-- EXERCISE OBJECTIVE --
Leave out the pictures and copy the remaining records exactly.

[Rows from a figure dataset]

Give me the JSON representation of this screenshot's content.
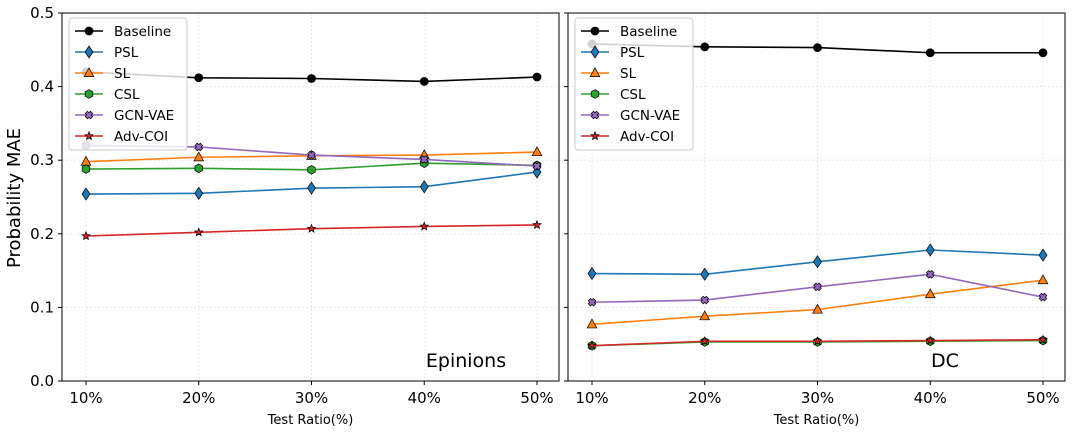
{
  "chart_data": [
    {
      "type": "line",
      "panel_label": "Epinions",
      "x": [
        "10%",
        "20%",
        "30%",
        "40%",
        "50%"
      ],
      "xlabel": "Test Ratio(%)",
      "ylabel": "Probability MAE",
      "ylim": [
        0.0,
        0.5
      ],
      "yticks": [
        "0.0",
        "0.1",
        "0.2",
        "0.3",
        "0.4",
        "0.5"
      ],
      "grid": true,
      "legend": "top-left",
      "series": [
        {
          "name": "Baseline",
          "color": "#000000",
          "marker": "circle",
          "values": [
            0.42,
            0.412,
            0.411,
            0.407,
            0.413
          ]
        },
        {
          "name": "PSL",
          "color": "#1f77b4",
          "marker": "thin-diamond",
          "values": [
            0.254,
            0.255,
            0.262,
            0.264,
            0.284
          ]
        },
        {
          "name": "SL",
          "color": "#ff7f0e",
          "marker": "triangle",
          "values": [
            0.298,
            0.304,
            0.306,
            0.307,
            0.311
          ]
        },
        {
          "name": "CSL",
          "color": "#2ca02c",
          "marker": "hexagon",
          "values": [
            0.288,
            0.289,
            0.287,
            0.296,
            0.293
          ]
        },
        {
          "name": "GCN-VAE",
          "color": "#9467bd",
          "marker": "x-filled",
          "values": [
            0.32,
            0.318,
            0.307,
            0.301,
            0.292
          ]
        },
        {
          "name": "Adv-COI",
          "color": "#d62728",
          "marker": "star",
          "values": [
            0.197,
            0.202,
            0.207,
            0.21,
            0.212
          ]
        }
      ]
    },
    {
      "type": "line",
      "panel_label": "DC",
      "x": [
        "10%",
        "20%",
        "30%",
        "40%",
        "50%"
      ],
      "xlabel": "Test Ratio(%)",
      "ylim": [
        0.0,
        0.5
      ],
      "grid": true,
      "legend": "top-left",
      "series": [
        {
          "name": "Baseline",
          "color": "#000000",
          "marker": "circle",
          "values": [
            0.458,
            0.454,
            0.453,
            0.446,
            0.446
          ]
        },
        {
          "name": "PSL",
          "color": "#1f77b4",
          "marker": "thin-diamond",
          "values": [
            0.146,
            0.145,
            0.162,
            0.178,
            0.171
          ]
        },
        {
          "name": "SL",
          "color": "#ff7f0e",
          "marker": "triangle",
          "values": [
            0.077,
            0.088,
            0.097,
            0.118,
            0.137
          ]
        },
        {
          "name": "CSL",
          "color": "#2ca02c",
          "marker": "hexagon",
          "values": [
            0.048,
            0.053,
            0.053,
            0.054,
            0.055
          ]
        },
        {
          "name": "GCN-VAE",
          "color": "#9467bd",
          "marker": "x-filled",
          "values": [
            0.107,
            0.11,
            0.128,
            0.145,
            0.114
          ]
        },
        {
          "name": "Adv-COI",
          "color": "#d62728",
          "marker": "star",
          "values": [
            0.048,
            0.054,
            0.054,
            0.055,
            0.056
          ]
        }
      ]
    }
  ]
}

-- ANSWER FOR THIS EXERCISE --
Give me the JSON representation of this screenshot's content.
{
  "chart_data": [
    {
      "type": "line",
      "panel_label": "Epinions",
      "x": [
        "10%",
        "20%",
        "30%",
        "40%",
        "50%"
      ],
      "xlabel": "Test Ratio(%)",
      "ylabel": "Probability MAE",
      "ylim": [
        0.0,
        0.5
      ],
      "yticks": [
        "0.0",
        "0.1",
        "0.2",
        "0.3",
        "0.4",
        "0.5"
      ],
      "grid": true,
      "legend": "top-left",
      "series": [
        {
          "name": "Baseline",
          "color": "#000000",
          "marker": "circle",
          "values": [
            0.42,
            0.412,
            0.411,
            0.407,
            0.413
          ]
        },
        {
          "name": "PSL",
          "color": "#1f77b4",
          "marker": "thin-diamond",
          "values": [
            0.254,
            0.255,
            0.262,
            0.264,
            0.284
          ]
        },
        {
          "name": "SL",
          "color": "#ff7f0e",
          "marker": "triangle",
          "values": [
            0.298,
            0.304,
            0.306,
            0.307,
            0.311
          ]
        },
        {
          "name": "CSL",
          "color": "#2ca02c",
          "marker": "hexagon",
          "values": [
            0.288,
            0.289,
            0.287,
            0.296,
            0.293
          ]
        },
        {
          "name": "GCN-VAE",
          "color": "#9467bd",
          "marker": "x-filled",
          "values": [
            0.32,
            0.318,
            0.307,
            0.301,
            0.292
          ]
        },
        {
          "name": "Adv-COI",
          "color": "#d62728",
          "marker": "star",
          "values": [
            0.197,
            0.202,
            0.207,
            0.21,
            0.212
          ]
        }
      ]
    },
    {
      "type": "line",
      "panel_label": "DC",
      "x": [
        "10%",
        "20%",
        "30%",
        "40%",
        "50%"
      ],
      "xlabel": "Test Ratio(%)",
      "ylim": [
        0.0,
        0.5
      ],
      "grid": true,
      "legend": "top-left",
      "series": [
        {
          "name": "Baseline",
          "color": "#000000",
          "marker": "circle",
          "values": [
            0.458,
            0.454,
            0.453,
            0.446,
            0.446
          ]
        },
        {
          "name": "PSL",
          "color": "#1f77b4",
          "marker": "thin-diamond",
          "values": [
            0.146,
            0.145,
            0.162,
            0.178,
            0.171
          ]
        },
        {
          "name": "SL",
          "color": "#ff7f0e",
          "marker": "triangle",
          "values": [
            0.077,
            0.088,
            0.097,
            0.118,
            0.137
          ]
        },
        {
          "name": "CSL",
          "color": "#2ca02c",
          "marker": "hexagon",
          "values": [
            0.048,
            0.053,
            0.053,
            0.054,
            0.055
          ]
        },
        {
          "name": "GCN-VAE",
          "color": "#9467bd",
          "marker": "x-filled",
          "values": [
            0.107,
            0.11,
            0.128,
            0.145,
            0.114
          ]
        },
        {
          "name": "Adv-COI",
          "color": "#d62728",
          "marker": "star",
          "values": [
            0.048,
            0.054,
            0.054,
            0.055,
            0.056
          ]
        }
      ]
    }
  ]
}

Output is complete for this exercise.